**PEDIDO**.
Resuma a página em duas frases.
== PÁGINA ==
Investigação da rede americana CNN indica que civis assassinados enquanto tentavam obter alimentos foram soterrados pelo Exército israelense em covas rasas

Ammar Wadi saiu de casa sabendo que talvez não voltasse. Antes de caminhar em direção a um caminhão de farinha perto da passagem de Zikim, no norte da Faixa de Gaza, deixou um recado na tela do celular: “Peço perdão, mãe, se algo me acontecer. Quem encontrar meu telefone, por favor diga à minha família que eu os amo muito”. Semanas depois, a mensagem foi entregue aos seus familiares. Foi a última notícia que tiveram dele.

A história de Wadi se confunde com a de dezenas de palestinos que desapareceram naquele mesmo trecho de estrada, no início do ano, enquanto tentavam alcançar caminhões de ajuda humanitária em meio a disparos frequentes vindos de posições israelenses. Uma investigação da CNN americana — baseada em centenas de vídeos e fotos, imagens de satélite e entrevistas com motoristas de caminhões, testemunhas e ex-membros das Forças Armadas de Israel — delineia um cenário de morte, abandono e incerteza.

As imagens reunidas mostram corpos deixados a céu aberto, impossíveis de resgatar devido à militarização da área, e, em vários casos, empurrados por tratores militares para covas rasas, formadas por montes irregulares de areia. Em dois vídeos geolocalizados ao redor de Zikim, registrados em junho, cadáveres aparecem parcialmente enterrados ao lado de um caminhão de ajuda tombado. A atividade de tratores israelenses na região, revelada por imagens de satélite, se estende de meados de junho até o fechamento da rota de ajuda, em 12 de setembro.

‘Neutralizar ameaças’

Vídeos explícitos publicados em redes sociais, por sua vez, mostram palestinos carregando sacos de farinha enquanto fogem sob intenso tiroteio na região. Em um deles, uma pessoa é atingida pelas costas. Em outro, grupos tentam socorrer mortos e feridos enquanto os disparos continuam. Ainda assim, o Exército israelense afirma que não atirou “intencionalmente contra civis inocentes” e que abriu fogo apenas para “alertar” ou “neutralizar ameaças”.

Motoristas de caminhões que transportavam ajuda pelo trajeto descreveram à rede americana uma paisagem marcada pela presença constante de cadáveres em decomposição, com alguns afirmando ter visto tratores cobrindo corpos com terra. Trabalhadores da Defesa Civil relataram que, após dias sem poder entrar no local onde um caminhão foi cercado por palestinos famintos, encontraram cadáveres já dilacerados por cães. Conseguiram recolher apenas 15 corpos — com a ambulância cheia, cerca de outros 20 ficaram para trás.
===
== DADOS FORNECIDOS ==
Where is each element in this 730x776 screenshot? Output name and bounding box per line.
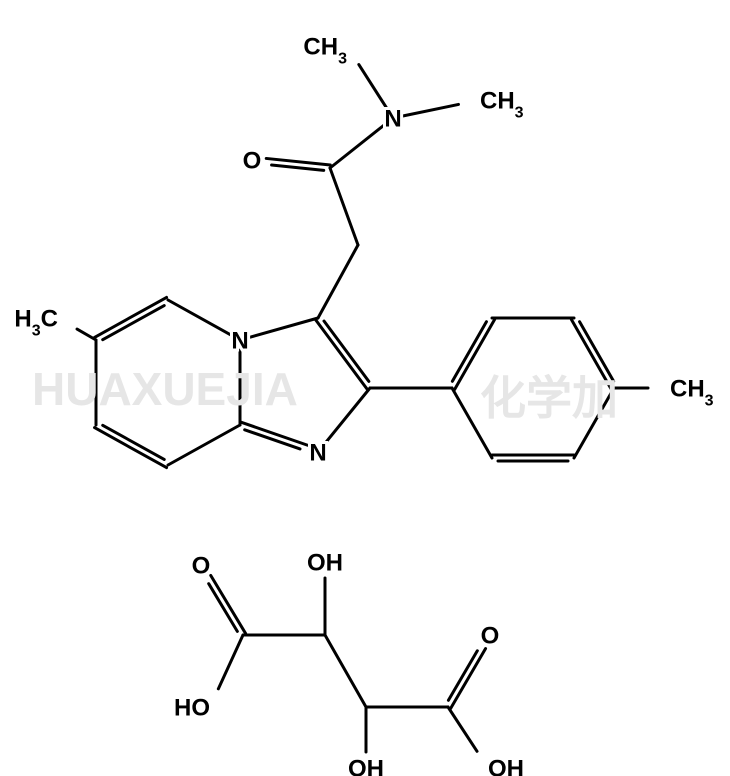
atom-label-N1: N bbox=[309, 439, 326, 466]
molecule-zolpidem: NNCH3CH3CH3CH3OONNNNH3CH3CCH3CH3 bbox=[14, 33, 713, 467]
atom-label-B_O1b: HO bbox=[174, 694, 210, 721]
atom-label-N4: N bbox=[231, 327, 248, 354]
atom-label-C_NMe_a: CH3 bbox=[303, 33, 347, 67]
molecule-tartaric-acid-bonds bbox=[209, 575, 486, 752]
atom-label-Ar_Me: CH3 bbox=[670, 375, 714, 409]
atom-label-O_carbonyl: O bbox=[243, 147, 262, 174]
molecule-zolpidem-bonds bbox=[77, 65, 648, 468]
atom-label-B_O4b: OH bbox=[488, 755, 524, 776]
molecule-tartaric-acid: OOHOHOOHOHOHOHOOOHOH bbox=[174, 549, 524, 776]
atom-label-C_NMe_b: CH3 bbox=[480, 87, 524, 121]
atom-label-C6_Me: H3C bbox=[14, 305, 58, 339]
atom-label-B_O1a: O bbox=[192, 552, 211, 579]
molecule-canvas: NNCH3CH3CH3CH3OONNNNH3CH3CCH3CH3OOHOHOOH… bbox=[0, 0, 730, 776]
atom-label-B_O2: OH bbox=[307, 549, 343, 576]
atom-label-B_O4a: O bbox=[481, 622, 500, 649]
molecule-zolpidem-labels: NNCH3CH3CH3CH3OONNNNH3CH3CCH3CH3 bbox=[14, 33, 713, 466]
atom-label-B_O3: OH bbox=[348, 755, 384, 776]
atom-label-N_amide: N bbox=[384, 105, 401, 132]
===
== DADOS FORNECIDOS ==
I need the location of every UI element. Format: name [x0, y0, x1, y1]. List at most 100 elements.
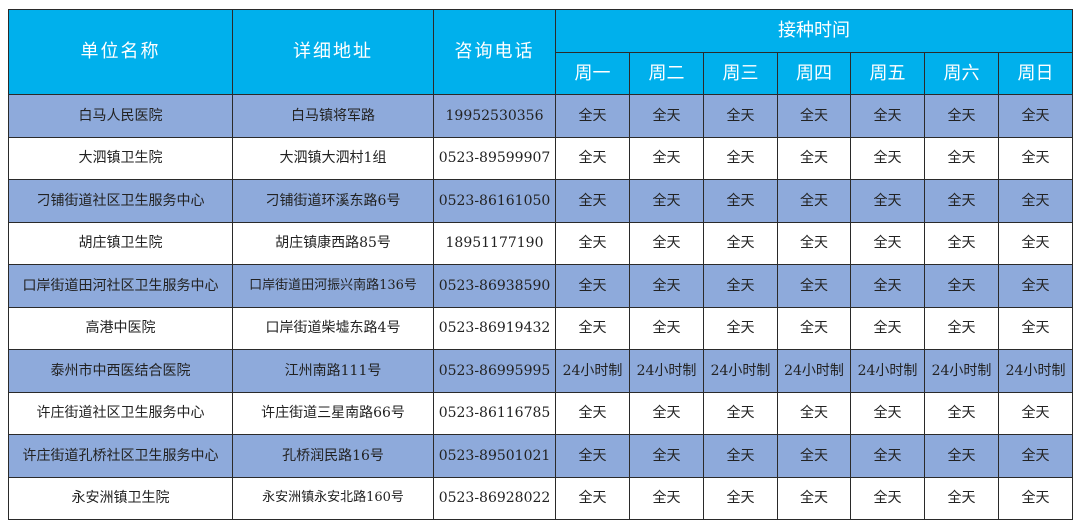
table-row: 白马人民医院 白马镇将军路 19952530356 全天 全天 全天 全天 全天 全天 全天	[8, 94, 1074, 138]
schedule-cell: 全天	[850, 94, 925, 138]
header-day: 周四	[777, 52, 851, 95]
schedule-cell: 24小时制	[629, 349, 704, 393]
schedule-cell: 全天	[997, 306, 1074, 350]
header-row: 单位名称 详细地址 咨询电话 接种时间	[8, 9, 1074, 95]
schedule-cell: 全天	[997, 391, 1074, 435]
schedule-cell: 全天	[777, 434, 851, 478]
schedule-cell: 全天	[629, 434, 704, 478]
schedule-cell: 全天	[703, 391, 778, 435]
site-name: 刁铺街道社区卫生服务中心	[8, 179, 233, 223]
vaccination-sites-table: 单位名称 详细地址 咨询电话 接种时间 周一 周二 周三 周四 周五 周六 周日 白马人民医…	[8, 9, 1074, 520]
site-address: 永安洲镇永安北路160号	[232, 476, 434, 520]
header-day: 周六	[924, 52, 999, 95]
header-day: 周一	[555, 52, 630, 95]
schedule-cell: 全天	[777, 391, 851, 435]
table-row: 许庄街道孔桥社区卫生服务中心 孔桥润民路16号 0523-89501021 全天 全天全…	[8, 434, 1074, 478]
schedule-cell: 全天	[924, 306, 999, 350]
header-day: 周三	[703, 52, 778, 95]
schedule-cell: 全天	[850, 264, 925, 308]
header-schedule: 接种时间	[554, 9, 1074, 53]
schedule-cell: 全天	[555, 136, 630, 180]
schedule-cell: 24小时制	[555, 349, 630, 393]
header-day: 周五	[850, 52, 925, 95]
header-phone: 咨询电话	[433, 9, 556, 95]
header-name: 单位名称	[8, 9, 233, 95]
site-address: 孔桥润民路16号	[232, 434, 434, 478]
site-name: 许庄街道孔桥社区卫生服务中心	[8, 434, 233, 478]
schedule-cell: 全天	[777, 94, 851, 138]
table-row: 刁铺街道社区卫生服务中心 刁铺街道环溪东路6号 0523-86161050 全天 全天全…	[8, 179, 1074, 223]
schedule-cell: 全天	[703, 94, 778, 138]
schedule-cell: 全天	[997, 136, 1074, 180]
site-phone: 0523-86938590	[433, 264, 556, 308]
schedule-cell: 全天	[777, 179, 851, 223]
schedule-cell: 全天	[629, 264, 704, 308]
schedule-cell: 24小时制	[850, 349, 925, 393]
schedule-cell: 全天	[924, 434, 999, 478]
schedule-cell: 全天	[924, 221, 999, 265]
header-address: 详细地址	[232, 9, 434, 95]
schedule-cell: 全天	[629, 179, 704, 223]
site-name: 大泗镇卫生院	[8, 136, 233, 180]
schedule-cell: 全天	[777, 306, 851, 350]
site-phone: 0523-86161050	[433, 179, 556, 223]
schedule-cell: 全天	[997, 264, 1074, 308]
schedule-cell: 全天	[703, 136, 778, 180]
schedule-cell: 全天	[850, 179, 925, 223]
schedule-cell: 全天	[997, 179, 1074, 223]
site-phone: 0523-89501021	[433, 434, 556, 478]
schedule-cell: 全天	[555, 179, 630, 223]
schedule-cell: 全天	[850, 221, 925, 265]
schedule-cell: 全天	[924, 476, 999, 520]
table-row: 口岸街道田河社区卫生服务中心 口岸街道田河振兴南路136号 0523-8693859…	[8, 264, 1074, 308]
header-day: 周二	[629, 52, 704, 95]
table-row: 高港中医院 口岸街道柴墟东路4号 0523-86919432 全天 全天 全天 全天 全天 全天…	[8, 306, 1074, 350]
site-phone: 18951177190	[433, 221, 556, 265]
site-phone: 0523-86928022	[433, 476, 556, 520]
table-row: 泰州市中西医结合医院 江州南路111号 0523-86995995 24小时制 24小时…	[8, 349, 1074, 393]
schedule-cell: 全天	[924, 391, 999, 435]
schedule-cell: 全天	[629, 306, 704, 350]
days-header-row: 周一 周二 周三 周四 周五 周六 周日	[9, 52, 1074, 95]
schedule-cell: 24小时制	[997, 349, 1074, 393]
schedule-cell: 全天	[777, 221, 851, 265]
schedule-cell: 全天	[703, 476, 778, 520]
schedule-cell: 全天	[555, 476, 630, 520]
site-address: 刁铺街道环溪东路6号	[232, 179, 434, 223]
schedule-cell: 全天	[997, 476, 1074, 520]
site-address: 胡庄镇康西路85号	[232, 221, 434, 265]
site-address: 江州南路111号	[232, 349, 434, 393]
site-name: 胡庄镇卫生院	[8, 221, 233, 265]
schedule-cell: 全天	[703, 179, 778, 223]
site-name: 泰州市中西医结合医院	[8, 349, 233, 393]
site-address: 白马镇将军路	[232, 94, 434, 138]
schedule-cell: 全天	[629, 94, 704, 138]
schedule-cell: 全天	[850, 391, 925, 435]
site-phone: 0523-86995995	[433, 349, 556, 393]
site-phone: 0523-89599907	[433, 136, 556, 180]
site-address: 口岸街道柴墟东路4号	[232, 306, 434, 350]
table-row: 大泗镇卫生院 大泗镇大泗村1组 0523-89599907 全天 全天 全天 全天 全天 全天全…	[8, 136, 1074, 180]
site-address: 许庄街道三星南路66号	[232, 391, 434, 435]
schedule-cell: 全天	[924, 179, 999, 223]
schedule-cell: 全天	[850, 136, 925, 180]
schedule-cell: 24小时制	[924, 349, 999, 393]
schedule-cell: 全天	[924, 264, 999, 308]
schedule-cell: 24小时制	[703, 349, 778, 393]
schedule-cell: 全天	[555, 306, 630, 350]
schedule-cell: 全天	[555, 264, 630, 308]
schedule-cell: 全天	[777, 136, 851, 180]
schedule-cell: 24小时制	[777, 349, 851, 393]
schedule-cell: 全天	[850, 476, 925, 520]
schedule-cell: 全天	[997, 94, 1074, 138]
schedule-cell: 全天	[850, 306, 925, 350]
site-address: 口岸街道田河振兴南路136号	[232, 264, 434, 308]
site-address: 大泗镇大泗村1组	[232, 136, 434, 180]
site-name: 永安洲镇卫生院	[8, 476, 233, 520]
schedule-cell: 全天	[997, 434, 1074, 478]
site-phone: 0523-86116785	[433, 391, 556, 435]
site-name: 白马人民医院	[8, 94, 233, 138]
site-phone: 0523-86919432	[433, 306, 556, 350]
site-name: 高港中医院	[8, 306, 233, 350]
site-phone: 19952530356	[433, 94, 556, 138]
===
**RESPOSTA CORRETA**.
Uma investigação da CNN, baseada em vídeos, fotos, imagens de satélite e entrevistas, indica que palestinos mortos enquanto tentavam alcançar caminhões de ajuda humanitária perto da passagem de Zikim, no norte da Faixa de Gaza, foram em vários casos empurrados por tratores militares israelenses para covas rasas. O Exército israelense afirma que não atirou intencionalmente contra civis inocentes, mas motoristas relataram cadáveres em decomposição pelo trajeto, e trabalhadores da Defesa Civil contaram que recolheram apenas 15 corpos e deixaram cerca de outros 20 para trás.